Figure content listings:
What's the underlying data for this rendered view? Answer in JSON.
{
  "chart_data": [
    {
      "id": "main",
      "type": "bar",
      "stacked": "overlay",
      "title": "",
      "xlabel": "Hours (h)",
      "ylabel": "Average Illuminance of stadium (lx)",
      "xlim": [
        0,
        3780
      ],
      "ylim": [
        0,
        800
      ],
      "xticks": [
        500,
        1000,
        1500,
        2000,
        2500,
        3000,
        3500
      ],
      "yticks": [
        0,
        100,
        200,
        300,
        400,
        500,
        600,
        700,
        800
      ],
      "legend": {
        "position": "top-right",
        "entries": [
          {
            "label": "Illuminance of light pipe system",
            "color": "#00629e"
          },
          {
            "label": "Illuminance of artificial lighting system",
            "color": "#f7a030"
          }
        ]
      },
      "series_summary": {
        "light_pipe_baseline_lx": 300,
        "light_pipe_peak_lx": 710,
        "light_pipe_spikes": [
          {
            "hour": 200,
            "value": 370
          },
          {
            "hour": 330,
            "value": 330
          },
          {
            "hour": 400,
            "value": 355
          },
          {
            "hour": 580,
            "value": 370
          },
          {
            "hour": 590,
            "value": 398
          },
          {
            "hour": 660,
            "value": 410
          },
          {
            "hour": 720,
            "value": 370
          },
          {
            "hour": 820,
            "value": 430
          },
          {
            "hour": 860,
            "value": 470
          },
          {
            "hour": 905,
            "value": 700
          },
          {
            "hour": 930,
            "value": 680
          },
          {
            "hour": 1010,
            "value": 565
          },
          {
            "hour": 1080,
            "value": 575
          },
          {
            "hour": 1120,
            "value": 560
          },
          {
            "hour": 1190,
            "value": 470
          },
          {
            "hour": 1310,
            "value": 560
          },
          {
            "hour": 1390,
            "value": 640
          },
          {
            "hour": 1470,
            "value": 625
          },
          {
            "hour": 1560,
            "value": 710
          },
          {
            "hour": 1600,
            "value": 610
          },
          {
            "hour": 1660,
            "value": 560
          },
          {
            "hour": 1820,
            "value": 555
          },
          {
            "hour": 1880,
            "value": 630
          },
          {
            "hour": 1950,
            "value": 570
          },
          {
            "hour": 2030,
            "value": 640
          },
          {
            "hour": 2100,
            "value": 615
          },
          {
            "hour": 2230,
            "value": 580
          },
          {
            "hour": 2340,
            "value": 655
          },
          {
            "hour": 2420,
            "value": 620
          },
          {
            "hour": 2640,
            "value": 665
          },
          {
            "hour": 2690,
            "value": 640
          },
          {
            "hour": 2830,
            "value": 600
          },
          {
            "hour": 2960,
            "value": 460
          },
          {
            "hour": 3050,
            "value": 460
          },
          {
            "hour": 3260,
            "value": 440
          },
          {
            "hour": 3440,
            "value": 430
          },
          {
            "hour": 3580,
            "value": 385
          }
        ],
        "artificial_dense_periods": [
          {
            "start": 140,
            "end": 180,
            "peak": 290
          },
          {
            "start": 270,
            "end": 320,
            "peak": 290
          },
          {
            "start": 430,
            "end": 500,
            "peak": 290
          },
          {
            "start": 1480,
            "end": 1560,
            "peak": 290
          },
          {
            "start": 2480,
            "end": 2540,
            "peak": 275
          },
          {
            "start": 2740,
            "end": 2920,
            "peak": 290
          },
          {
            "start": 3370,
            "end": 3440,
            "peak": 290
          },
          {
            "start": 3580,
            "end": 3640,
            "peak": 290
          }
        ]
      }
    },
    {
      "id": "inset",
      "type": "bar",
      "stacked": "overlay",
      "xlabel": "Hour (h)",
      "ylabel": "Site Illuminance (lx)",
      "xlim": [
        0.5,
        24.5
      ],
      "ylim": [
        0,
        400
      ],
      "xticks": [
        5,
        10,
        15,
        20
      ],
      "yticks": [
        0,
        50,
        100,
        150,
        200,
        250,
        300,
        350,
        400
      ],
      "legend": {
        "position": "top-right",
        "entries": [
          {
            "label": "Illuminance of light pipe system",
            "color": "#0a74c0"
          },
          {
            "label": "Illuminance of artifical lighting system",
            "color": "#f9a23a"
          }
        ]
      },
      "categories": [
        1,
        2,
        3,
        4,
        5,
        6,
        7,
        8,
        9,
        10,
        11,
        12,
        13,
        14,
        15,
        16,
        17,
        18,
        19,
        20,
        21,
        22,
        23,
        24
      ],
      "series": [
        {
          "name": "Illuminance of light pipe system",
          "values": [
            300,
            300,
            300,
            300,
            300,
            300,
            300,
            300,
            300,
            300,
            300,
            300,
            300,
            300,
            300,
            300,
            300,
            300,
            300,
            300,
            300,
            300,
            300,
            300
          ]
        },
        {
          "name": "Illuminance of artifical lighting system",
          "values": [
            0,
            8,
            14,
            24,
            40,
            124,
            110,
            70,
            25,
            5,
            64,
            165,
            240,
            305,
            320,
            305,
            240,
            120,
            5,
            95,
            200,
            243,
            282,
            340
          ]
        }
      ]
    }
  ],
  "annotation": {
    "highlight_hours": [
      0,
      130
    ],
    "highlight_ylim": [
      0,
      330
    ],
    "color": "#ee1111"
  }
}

Set exercise
Look through the data and gather every line with the string "name" in it.

Result of this exercise
          "name": "Illuminance of light pipe system",
          "name": "Illuminance of artifical lighting system",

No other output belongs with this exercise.